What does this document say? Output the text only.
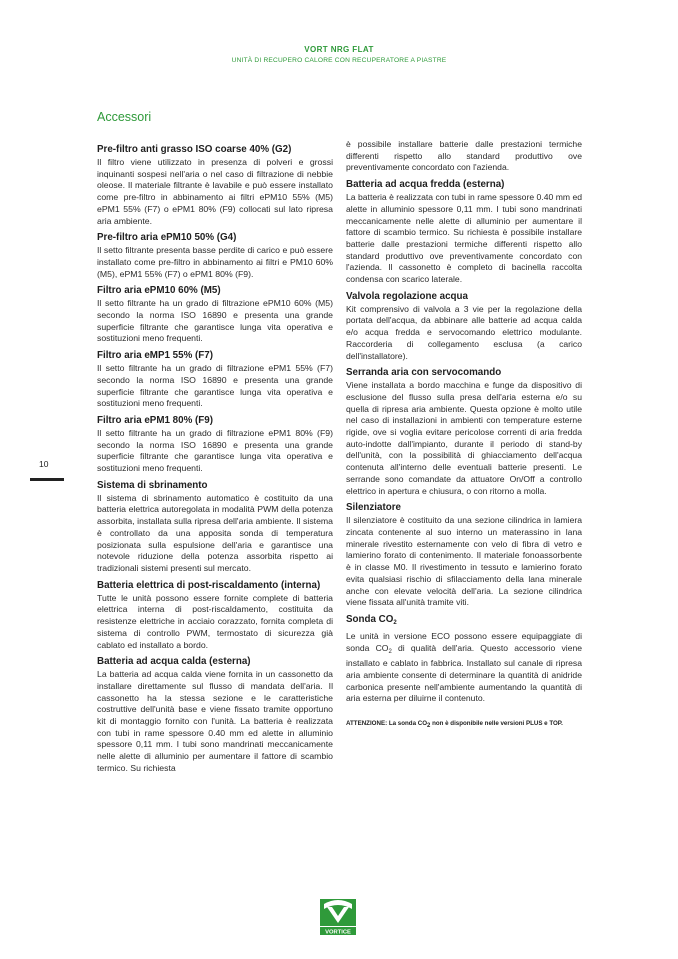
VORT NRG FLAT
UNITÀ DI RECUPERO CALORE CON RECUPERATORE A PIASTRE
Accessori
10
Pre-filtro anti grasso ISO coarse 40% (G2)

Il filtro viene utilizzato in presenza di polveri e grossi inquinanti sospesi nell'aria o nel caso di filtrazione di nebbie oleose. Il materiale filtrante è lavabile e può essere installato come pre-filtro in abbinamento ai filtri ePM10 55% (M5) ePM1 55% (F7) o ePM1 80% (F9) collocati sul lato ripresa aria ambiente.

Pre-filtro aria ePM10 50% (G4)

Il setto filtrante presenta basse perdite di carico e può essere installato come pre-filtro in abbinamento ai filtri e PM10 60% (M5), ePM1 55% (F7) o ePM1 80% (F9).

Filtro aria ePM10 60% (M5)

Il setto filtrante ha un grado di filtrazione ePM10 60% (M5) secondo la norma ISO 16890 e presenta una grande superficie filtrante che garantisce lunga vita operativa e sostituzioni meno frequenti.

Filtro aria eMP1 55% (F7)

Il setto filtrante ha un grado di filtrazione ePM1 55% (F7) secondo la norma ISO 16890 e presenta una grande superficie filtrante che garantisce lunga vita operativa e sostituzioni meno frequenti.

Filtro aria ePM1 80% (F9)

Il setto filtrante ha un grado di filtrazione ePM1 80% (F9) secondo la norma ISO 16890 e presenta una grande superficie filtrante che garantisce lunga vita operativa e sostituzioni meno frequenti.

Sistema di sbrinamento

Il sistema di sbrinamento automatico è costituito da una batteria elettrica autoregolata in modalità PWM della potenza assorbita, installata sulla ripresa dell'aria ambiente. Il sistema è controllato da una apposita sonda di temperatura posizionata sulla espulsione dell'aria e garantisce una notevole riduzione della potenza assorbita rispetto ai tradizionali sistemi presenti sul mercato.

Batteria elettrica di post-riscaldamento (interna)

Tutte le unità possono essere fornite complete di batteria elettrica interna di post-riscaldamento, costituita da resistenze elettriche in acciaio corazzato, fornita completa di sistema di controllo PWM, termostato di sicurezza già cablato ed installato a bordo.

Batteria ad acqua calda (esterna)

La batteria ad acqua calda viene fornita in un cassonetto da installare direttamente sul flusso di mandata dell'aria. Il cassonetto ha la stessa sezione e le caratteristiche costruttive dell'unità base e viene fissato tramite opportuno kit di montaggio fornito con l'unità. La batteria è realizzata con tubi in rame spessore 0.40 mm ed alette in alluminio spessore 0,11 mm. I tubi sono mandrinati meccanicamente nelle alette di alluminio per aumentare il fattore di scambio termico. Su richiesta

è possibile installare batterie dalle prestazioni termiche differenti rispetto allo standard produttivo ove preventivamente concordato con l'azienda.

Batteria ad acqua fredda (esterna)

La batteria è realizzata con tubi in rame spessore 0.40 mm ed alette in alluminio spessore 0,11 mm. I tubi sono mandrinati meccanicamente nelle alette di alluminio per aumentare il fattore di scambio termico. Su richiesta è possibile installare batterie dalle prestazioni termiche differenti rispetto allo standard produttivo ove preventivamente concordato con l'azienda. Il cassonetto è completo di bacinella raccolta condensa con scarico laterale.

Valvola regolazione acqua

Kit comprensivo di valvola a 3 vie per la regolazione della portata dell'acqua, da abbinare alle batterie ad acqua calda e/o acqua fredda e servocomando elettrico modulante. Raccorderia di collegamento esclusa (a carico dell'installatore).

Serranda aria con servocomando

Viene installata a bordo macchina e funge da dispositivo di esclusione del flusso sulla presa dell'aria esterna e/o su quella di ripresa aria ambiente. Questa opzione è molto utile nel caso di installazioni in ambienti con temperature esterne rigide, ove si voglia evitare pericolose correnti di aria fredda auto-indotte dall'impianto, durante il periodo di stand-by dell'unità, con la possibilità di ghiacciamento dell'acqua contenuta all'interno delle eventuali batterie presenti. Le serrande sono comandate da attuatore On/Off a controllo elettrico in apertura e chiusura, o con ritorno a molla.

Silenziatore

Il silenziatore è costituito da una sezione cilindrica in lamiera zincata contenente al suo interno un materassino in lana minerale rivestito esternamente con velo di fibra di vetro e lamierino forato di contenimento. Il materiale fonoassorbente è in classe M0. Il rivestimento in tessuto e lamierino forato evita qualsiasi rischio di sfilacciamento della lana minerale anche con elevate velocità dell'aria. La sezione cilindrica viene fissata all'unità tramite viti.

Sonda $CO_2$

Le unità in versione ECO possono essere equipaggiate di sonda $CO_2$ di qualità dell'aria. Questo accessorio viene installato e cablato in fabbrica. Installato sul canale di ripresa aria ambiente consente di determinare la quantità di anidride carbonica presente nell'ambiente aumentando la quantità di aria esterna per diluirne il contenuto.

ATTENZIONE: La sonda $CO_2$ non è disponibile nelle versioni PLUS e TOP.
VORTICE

•••••

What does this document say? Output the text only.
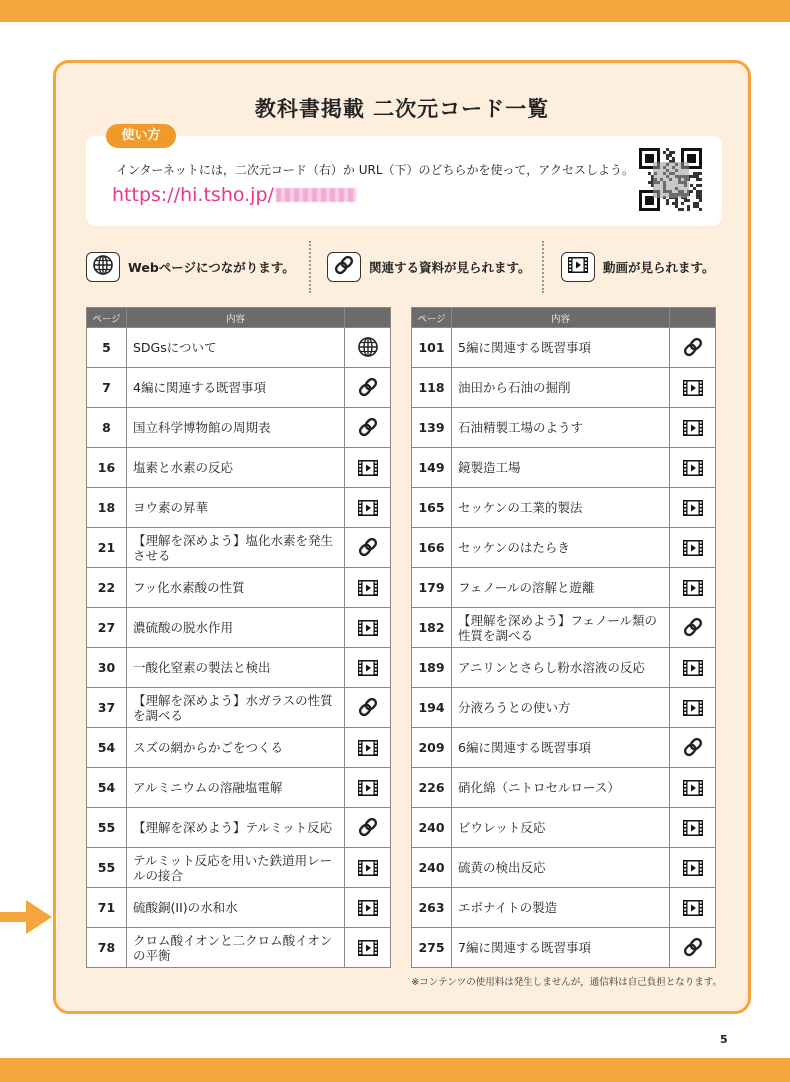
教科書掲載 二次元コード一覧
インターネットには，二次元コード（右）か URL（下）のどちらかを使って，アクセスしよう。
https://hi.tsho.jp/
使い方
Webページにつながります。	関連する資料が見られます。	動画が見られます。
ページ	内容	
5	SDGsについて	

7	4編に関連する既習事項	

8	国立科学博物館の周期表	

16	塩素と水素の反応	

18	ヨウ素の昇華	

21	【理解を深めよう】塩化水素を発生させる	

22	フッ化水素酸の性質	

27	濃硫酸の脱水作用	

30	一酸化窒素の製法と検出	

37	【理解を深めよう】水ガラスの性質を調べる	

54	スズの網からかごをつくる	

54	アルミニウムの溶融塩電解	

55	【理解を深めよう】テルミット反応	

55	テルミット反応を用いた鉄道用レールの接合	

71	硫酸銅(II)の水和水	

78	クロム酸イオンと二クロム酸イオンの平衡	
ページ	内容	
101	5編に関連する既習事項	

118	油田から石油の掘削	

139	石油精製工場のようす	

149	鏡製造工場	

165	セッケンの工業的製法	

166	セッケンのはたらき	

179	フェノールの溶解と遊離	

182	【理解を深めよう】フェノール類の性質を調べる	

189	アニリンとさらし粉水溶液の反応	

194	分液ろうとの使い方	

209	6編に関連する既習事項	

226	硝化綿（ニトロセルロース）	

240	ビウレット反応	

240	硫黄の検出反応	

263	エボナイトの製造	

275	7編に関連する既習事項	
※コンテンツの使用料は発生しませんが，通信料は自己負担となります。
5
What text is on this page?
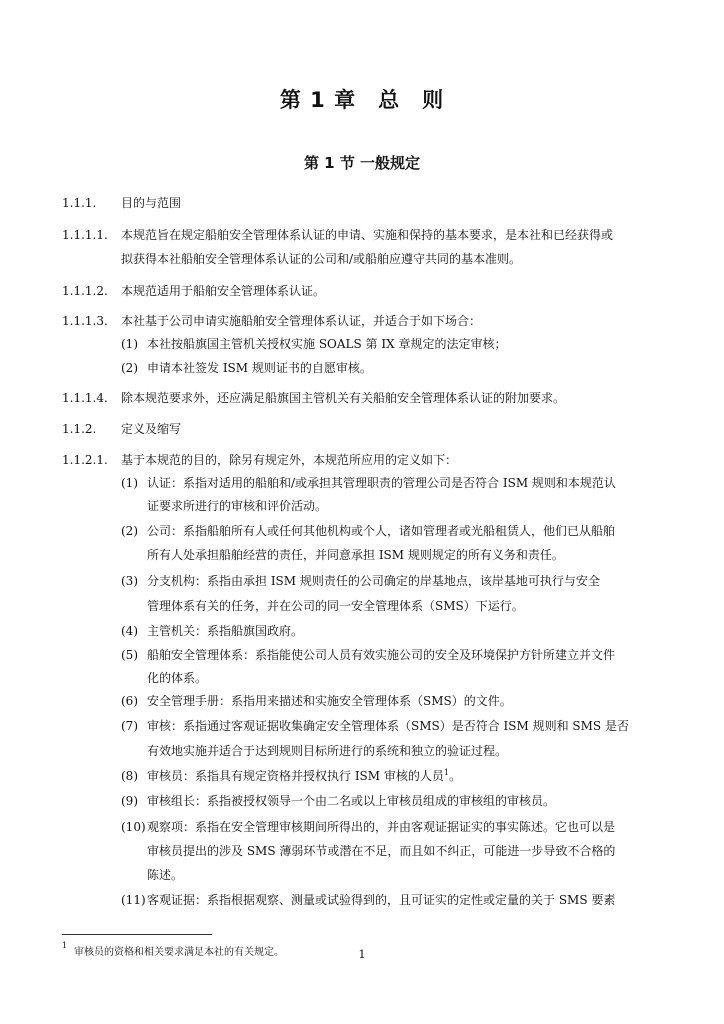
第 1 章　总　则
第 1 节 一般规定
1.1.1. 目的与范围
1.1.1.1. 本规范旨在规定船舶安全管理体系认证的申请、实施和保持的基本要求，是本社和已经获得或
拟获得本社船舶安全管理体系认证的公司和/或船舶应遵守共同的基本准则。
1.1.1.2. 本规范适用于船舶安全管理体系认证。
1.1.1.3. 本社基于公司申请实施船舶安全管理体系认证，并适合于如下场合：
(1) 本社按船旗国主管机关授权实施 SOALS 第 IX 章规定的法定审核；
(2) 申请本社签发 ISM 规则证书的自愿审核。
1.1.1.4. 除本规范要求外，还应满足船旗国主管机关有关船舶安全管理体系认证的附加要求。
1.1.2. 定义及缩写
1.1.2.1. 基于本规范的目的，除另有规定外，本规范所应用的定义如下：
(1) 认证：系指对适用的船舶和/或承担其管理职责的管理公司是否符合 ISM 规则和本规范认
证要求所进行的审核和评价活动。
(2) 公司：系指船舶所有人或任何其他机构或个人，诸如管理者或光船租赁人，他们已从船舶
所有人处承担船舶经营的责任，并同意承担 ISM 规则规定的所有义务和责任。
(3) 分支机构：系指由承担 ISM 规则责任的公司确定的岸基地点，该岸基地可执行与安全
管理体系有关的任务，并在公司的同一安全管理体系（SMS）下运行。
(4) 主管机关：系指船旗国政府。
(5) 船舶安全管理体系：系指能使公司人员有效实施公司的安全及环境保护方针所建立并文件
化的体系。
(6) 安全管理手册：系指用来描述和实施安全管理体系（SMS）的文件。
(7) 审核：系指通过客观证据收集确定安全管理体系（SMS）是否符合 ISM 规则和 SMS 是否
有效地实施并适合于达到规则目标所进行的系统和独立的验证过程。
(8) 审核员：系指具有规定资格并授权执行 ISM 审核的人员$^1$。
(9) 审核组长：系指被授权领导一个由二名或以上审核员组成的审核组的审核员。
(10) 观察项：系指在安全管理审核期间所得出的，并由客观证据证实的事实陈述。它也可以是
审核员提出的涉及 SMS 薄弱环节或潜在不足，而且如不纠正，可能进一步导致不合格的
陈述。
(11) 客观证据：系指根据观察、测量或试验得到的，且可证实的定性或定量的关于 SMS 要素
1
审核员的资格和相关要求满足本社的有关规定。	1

•••••

The problem: How many lines in the records above hold the word "servocomando"? Give only the number.

The result: 2